## REQUIREMENTS
• 1. Summarize the biography of Dorothy Woodman in two sentences.
• 2. Give the records as a Markdown table with the columns No. and Entry, starting with the first line of the records and ending after the line that contains "code-line: 91 </div> (32, 900, 410, 920)". Omit blank lines.

## SOURCE
- Born: 1902 Swindon, England
- Died: September 1970 (aged 67–68)
- Education: University of Exeter
- Occupation: Journalist

= Dorothy Woodman =

British social activist and journalist

Dorothy Woodman (1902 – September 1970) was a British socialist activist, communist and journalist.

==Biography==
Woodman was born in Swindon, into a family known for its nonconformist religious beliefs and liberal politics. She was interested in Asia from an early age, and learned Sanskrit from a local poet. She studied at University College, Exeter, where she became a socialist. She worked for a short while as a schoolteacher, but soon left to become the secretary of the Women's International League. In 1928, she moved to become secretary of the Union of Democratic Control. Additionally, she was active in the Labour Party, for which she stood unsuccessfully in Aylesbury at the 1931 general election, and Wood Green in 1935.

In 1933, Woodman was working as a journalist in Berlin, and covered the Reichstag fire. Woodman falsely claimed to be in a relationship with the defendant Georgi Dimitrov in order to gain access to him, and was then able to transfer messages between him and his friends, and co-ordinate his defence. Dimitrov subsequently praised Woodman as largely responsible for his acquittal. She also reported from the meeting of British fascists at Olympia.

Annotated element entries
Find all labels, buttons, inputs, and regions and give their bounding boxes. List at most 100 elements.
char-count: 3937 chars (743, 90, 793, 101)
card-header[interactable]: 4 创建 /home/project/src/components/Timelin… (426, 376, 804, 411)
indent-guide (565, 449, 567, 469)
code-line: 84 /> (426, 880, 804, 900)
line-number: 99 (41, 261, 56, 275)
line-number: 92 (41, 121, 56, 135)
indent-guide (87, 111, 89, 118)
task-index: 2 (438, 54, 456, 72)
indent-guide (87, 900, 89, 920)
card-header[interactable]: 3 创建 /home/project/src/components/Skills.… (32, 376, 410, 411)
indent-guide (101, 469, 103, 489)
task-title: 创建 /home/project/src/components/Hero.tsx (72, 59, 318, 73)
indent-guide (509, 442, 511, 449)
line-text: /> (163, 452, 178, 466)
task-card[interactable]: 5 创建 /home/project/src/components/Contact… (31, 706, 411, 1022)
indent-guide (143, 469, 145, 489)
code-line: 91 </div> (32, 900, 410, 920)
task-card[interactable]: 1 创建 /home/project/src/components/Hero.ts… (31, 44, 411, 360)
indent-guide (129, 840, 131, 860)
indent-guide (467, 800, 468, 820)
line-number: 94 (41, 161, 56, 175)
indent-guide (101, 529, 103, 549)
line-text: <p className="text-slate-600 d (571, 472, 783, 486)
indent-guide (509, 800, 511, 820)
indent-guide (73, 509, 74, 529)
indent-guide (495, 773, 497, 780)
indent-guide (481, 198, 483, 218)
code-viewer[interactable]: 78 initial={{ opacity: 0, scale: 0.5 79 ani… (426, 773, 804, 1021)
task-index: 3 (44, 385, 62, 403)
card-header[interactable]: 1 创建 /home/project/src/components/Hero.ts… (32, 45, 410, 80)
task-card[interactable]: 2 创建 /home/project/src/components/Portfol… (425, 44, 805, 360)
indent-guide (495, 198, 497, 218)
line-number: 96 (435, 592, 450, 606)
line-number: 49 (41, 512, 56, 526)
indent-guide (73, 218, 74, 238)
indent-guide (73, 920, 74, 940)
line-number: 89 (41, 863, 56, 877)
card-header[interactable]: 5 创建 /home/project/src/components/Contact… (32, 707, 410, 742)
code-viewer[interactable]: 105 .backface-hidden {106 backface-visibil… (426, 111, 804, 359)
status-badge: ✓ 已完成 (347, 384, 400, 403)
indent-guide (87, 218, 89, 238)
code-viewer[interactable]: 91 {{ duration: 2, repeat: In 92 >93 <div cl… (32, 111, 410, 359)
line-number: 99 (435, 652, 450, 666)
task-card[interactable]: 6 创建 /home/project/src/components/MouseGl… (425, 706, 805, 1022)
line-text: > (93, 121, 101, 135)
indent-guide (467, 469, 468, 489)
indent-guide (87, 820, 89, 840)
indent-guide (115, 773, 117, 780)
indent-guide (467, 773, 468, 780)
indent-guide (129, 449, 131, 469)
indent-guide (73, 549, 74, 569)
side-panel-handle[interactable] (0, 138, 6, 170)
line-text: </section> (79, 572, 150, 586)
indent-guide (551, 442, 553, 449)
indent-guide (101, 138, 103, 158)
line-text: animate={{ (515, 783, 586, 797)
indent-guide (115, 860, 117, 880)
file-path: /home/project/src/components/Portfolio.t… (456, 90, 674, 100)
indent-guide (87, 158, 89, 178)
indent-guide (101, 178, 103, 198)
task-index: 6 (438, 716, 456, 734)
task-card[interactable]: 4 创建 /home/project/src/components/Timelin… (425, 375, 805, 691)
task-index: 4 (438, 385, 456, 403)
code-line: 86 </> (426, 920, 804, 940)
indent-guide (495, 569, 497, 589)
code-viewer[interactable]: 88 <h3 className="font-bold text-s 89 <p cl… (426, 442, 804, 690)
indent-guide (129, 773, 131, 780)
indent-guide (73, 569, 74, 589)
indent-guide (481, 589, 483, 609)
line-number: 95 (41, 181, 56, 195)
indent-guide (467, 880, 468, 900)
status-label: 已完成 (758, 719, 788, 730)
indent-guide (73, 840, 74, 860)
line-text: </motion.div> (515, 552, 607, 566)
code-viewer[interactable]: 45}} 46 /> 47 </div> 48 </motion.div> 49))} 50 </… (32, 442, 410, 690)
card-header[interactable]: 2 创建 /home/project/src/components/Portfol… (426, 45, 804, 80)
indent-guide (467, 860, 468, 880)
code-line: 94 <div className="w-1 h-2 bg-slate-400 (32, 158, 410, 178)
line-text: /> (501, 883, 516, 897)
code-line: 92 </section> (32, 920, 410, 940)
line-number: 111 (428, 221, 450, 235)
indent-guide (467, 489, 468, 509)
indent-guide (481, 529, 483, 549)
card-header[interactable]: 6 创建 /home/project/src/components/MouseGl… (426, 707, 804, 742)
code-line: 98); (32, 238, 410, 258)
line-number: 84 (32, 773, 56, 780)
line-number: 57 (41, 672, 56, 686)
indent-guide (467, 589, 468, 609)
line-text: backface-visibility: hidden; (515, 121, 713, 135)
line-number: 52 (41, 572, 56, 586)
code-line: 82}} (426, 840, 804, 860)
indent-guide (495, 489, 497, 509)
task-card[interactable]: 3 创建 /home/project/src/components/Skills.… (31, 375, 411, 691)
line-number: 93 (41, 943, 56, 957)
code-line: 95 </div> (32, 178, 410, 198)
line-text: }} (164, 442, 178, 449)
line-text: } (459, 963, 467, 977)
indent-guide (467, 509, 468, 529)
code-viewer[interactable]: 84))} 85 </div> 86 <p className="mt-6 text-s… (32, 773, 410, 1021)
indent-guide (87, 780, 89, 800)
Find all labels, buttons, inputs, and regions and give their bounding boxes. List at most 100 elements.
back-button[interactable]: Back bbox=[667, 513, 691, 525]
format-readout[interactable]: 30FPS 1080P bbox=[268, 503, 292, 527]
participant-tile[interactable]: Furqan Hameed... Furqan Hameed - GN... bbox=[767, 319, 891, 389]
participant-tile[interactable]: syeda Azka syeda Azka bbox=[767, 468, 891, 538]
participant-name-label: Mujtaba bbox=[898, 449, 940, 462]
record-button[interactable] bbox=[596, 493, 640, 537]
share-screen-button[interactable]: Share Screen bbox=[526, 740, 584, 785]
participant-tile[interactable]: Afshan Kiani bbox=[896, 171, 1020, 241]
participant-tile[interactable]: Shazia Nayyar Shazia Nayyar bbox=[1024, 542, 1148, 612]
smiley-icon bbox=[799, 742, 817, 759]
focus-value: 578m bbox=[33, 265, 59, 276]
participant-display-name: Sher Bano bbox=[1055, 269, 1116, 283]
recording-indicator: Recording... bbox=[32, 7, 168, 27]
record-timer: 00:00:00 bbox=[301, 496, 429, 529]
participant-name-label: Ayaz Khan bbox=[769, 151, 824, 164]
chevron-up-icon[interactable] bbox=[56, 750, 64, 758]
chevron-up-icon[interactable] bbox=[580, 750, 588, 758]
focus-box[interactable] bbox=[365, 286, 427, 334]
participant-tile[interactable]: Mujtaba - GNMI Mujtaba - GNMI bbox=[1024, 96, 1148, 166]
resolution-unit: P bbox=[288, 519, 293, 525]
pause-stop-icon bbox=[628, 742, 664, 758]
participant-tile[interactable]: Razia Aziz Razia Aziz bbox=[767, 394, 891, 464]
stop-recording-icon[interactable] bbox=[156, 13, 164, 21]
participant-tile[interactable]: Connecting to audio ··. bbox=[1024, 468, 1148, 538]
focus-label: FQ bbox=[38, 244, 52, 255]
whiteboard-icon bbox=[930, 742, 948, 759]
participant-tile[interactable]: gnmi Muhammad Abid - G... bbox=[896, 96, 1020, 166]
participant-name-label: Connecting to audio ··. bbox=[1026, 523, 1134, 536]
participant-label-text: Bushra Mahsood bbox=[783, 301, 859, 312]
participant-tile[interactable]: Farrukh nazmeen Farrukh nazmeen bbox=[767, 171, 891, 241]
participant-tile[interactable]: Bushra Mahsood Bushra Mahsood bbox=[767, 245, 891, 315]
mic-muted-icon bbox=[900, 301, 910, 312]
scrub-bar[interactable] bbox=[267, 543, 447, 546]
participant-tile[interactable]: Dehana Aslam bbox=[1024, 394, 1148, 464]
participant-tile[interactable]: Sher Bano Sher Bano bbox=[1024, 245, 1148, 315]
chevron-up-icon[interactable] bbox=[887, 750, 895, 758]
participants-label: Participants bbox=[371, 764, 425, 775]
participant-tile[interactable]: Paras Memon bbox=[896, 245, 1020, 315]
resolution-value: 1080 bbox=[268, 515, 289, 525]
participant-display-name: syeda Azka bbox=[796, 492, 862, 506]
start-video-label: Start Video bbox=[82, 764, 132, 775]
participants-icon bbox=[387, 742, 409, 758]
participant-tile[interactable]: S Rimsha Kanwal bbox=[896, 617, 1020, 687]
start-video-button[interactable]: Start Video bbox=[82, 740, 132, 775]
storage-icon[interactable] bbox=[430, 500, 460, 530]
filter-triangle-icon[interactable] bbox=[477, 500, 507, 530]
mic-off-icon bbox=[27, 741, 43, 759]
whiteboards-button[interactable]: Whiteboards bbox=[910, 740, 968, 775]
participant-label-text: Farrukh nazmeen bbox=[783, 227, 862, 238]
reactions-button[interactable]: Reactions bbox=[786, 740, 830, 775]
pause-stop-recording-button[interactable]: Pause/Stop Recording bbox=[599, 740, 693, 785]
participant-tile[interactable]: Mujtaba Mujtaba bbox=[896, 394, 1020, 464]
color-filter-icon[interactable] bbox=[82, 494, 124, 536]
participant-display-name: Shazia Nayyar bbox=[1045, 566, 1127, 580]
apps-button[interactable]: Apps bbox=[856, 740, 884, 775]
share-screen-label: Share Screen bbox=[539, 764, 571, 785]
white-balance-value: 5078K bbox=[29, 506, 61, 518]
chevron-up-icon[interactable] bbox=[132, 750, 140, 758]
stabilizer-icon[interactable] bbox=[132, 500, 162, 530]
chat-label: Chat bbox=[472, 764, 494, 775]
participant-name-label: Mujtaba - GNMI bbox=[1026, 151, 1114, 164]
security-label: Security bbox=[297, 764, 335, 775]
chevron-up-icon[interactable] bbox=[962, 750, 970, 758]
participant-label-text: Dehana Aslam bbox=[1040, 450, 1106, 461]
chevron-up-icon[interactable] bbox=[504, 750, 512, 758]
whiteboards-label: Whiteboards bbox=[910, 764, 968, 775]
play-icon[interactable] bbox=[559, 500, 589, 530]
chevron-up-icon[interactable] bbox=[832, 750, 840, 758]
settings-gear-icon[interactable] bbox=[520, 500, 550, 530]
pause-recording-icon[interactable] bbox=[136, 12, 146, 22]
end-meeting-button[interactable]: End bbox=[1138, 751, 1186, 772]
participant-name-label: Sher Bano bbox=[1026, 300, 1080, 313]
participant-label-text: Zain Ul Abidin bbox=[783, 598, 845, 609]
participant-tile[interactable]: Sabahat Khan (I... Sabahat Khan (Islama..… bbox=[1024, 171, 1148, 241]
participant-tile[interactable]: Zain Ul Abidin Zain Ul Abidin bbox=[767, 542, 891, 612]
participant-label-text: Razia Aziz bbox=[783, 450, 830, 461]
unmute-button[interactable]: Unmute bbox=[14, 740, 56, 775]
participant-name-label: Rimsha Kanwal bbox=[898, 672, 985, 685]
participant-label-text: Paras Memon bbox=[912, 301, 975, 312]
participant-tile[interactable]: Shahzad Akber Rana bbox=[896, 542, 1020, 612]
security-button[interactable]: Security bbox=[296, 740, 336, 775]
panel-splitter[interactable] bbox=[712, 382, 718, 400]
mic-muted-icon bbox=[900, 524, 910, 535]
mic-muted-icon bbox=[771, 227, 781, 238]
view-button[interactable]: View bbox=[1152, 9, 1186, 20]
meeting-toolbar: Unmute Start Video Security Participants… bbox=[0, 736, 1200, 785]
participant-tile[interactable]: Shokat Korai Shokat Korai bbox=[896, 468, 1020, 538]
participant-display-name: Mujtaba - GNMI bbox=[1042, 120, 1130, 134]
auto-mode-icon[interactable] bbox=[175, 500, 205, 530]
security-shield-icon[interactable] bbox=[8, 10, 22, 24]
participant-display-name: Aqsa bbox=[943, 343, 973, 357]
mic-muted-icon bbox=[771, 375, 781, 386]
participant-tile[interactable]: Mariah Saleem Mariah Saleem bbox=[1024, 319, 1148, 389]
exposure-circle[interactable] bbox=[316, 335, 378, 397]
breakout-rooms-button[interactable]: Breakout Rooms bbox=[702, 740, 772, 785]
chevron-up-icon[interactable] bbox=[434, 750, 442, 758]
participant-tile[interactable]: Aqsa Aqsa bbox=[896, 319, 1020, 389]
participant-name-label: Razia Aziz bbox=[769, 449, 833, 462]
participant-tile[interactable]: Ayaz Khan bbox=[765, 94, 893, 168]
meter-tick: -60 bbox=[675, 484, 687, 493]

## THE ANSWERS
• 1. Dorothy Woodman (1902 – September 1970) was a British socialist activist, communist and journalist who studied at University College, Exeter, served as secretary of the Women's International League and then of the Union of Democratic Control, and stood unsuccessfully for the Labour Party in 1931 and 1935. Working as a journalist in Berlin in 1933, she covered the Reichstag fire and falsely claimed a relationship with the defendant Georgi Dimitrov to gain access to him, then carried messages and co-ordinated his defense, and he later praised her as largely responsible for his acquittal.

• 2.
| No. | Entry |
|---|---|
| 1 | Find all labels, buttons, inputs, and regions and give their bounding boxes. List at most 100 elements. |
| 2 | char-count: 3937 chars (743, 90, 793, 101) |
| 3 | card-header[interactable]: 4 创建 /home/project/src/components/Timelin… (426, 376, 804, 411) |
| 4 | indent-guide (565, 449, 567, 469) |
| 5 | code-line: 84 /> (426, 880, 804, 900) |
| 6 | line-number: 99 (41, 261, 56, 275) |
| 7 | line-number: 92 (41, 121, 56, 135) |
| 8 | indent-guide (87, 111, 89, 118) |
| 9 | task-index: 2 (438, 54, 456, 72) |
| 10 | indent-guide (87, 900, 89, 920) |
| 11 | card-header[interactable]: 3 创建 /home/project/src/components/Skills.… (32, 376, 410, 411) |
| 12 | indent-guide (101, 469, 103, 489) |
| 13 | task-title: 创建 /home/project/src/components/Hero.tsx (72, 59, 318, 73) |
| 14 | indent-guide (509, 442, 511, 449) |
| 15 | line-text: /> (163, 452, 178, 466) |
| 16 | task-card[interactable]: 5 创建 /home/project/src/components/Contact… (31, 706, 411, 1022) |
| 17 | indent-guide (143, 469, 145, 489) |
| 18 | code-line: 91 </div> (32, 900, 410, 920) |